» Directions for this task
In the entries below, identify every line with the string "процентов" and copy it.

» Data for processing

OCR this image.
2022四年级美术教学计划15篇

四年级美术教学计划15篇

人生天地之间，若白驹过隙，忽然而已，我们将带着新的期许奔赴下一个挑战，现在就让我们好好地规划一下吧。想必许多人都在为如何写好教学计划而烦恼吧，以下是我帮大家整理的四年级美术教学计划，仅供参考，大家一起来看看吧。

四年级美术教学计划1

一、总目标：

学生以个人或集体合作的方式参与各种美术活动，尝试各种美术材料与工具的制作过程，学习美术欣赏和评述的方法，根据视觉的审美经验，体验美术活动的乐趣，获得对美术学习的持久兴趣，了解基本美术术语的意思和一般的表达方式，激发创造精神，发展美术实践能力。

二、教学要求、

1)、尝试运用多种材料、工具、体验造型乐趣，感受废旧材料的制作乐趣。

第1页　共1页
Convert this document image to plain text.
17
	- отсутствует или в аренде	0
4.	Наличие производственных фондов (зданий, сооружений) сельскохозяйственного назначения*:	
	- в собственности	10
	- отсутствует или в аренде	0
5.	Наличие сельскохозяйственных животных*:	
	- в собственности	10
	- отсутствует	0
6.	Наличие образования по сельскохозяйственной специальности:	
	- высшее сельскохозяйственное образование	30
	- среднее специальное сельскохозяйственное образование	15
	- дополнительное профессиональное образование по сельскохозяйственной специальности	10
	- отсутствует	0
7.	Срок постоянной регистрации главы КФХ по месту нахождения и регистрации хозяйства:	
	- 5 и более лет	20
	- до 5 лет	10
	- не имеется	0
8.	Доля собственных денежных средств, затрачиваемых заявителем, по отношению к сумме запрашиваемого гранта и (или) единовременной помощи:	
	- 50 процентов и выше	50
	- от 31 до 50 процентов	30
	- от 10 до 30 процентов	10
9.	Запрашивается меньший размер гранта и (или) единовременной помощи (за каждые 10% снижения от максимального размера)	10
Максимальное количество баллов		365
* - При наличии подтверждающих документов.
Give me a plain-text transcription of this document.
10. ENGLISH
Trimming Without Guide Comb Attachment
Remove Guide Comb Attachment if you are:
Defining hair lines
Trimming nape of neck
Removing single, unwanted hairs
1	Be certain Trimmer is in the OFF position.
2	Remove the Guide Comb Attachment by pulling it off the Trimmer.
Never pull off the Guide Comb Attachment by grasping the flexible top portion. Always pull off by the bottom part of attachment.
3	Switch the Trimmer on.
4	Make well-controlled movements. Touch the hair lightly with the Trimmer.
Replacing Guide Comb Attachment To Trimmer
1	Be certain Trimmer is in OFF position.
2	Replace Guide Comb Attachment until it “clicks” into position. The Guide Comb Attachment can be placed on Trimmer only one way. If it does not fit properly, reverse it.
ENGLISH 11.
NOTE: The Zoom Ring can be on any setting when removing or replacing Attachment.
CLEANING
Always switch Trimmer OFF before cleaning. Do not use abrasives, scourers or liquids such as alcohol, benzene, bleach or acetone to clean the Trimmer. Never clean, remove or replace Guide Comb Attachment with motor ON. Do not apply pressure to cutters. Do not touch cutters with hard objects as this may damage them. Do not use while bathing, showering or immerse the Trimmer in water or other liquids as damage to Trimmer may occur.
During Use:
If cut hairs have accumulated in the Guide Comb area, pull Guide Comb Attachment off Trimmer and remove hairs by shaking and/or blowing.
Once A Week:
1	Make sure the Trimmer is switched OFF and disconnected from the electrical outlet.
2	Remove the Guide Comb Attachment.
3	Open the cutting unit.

» Exercise result
	- 50 процентов и выше	50
	- от 31 до 50 процентов	30
	- от 10 до 30 процентов	10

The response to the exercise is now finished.